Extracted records
————————
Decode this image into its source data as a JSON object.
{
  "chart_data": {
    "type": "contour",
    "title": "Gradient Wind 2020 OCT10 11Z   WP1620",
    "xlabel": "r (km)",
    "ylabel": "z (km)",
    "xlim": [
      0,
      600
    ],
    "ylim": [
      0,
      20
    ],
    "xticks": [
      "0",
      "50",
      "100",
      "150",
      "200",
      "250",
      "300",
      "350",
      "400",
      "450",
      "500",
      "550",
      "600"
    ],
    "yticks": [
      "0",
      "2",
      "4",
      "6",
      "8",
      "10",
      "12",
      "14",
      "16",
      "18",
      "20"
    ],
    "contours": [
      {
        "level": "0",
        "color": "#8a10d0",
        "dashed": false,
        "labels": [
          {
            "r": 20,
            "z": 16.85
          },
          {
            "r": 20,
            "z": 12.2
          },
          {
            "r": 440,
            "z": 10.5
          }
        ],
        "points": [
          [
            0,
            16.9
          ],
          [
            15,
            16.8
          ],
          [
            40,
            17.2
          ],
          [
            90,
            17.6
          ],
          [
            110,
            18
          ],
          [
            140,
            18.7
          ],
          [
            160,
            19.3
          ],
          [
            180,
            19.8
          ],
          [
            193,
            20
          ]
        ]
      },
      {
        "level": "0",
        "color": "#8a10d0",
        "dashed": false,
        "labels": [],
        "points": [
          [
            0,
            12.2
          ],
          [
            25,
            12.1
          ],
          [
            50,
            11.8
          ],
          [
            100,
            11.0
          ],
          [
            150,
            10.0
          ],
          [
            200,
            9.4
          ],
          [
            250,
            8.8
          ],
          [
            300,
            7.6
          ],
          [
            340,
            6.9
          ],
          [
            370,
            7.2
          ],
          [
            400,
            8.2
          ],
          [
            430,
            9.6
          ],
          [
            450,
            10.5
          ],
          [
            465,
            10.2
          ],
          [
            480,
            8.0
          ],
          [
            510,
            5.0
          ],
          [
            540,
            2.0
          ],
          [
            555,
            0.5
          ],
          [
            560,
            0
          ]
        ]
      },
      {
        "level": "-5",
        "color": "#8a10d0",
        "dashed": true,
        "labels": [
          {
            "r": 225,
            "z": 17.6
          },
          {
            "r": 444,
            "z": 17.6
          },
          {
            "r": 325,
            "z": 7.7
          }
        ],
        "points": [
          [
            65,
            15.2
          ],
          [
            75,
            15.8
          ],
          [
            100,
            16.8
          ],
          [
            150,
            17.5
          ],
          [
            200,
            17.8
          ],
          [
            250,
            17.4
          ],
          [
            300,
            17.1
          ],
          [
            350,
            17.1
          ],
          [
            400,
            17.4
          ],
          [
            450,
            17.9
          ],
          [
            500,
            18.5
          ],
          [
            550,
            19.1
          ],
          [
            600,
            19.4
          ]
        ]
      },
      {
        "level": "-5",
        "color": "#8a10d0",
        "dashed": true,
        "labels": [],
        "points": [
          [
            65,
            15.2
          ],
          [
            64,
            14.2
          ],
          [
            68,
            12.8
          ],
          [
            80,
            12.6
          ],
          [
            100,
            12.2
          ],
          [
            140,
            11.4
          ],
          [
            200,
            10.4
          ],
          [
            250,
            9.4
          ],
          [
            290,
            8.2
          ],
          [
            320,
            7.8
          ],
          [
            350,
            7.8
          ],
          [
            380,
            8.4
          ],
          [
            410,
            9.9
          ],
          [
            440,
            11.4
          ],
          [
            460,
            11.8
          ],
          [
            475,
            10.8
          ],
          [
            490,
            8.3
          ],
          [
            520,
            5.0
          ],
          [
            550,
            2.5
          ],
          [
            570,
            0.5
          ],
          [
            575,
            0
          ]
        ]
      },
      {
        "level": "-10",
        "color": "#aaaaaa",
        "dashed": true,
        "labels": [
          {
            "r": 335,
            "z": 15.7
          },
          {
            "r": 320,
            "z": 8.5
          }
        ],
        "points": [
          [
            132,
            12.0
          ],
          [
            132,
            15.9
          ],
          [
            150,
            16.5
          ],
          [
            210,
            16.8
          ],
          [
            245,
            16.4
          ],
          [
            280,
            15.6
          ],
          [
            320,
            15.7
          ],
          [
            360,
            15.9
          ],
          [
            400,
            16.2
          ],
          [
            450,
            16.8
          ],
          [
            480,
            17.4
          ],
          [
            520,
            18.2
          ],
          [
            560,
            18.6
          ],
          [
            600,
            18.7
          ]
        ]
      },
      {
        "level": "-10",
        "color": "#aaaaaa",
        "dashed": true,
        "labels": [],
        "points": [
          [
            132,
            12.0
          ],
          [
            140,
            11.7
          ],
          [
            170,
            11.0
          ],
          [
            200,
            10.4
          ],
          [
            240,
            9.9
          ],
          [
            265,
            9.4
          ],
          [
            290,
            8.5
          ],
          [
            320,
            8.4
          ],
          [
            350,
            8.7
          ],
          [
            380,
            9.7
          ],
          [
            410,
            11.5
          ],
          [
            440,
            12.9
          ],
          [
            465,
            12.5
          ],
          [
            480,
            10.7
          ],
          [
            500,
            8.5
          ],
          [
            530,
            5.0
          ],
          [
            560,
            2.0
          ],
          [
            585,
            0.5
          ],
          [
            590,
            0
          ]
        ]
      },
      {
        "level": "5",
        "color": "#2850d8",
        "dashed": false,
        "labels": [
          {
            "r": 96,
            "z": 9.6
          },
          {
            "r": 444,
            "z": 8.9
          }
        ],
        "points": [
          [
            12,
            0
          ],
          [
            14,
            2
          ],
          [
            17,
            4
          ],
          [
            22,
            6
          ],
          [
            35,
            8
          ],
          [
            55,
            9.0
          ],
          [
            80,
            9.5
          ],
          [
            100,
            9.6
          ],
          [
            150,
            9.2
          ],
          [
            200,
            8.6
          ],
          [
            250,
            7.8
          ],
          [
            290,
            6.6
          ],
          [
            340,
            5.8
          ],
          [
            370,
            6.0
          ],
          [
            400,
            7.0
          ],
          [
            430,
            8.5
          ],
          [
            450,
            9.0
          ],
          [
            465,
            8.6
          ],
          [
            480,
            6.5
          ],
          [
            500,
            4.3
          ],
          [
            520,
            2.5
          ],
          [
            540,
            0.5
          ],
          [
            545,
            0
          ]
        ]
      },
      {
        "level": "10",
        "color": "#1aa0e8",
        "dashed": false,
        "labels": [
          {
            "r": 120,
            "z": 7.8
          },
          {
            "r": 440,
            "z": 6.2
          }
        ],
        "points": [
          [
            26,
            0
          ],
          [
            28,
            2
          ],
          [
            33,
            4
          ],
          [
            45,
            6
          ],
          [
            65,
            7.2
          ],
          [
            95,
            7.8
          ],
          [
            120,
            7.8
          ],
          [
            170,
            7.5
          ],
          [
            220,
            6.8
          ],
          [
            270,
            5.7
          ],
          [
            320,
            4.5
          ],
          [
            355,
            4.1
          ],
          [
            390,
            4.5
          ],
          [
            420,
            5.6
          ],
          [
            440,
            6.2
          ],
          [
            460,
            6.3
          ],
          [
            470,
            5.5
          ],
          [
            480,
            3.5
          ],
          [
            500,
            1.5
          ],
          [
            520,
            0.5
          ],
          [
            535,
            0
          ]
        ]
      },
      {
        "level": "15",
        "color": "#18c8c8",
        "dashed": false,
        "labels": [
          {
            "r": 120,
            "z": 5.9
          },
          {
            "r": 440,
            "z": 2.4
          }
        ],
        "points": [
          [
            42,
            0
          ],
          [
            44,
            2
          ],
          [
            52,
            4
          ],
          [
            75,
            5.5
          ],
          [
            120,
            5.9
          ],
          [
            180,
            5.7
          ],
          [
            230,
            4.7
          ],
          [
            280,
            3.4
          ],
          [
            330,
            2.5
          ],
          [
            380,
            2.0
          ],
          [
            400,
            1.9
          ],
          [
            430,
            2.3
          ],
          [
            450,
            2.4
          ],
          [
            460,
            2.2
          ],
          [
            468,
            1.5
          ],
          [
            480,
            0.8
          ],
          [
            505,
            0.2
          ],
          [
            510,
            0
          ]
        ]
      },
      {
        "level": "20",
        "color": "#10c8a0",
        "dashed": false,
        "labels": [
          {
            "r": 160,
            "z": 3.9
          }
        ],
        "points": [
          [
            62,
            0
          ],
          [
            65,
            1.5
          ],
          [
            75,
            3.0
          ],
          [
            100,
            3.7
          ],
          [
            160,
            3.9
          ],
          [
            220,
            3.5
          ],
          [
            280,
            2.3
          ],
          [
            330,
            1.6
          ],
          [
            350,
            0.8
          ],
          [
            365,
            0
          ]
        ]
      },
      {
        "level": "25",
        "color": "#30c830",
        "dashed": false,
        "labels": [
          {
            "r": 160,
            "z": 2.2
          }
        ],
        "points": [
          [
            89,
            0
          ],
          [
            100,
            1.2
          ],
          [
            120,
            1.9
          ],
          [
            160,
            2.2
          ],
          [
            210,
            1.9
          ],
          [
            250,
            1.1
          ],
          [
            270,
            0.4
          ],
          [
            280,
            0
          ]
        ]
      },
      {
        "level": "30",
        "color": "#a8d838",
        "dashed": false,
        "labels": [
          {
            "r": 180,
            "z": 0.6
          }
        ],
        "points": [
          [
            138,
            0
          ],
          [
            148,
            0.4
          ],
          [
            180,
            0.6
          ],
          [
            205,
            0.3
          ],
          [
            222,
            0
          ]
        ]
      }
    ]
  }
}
————————
Pull out each line of the records holding the string "level".

        "level": "0",
        "level": "0",
        "level": "-5",
        "level": "-5",
        "level": "-10",
        "level": "-10",
        "level": "5",
        "level": "10",
        "level": "15",
        "level": "20",
        "level": "25",
        "level": "30",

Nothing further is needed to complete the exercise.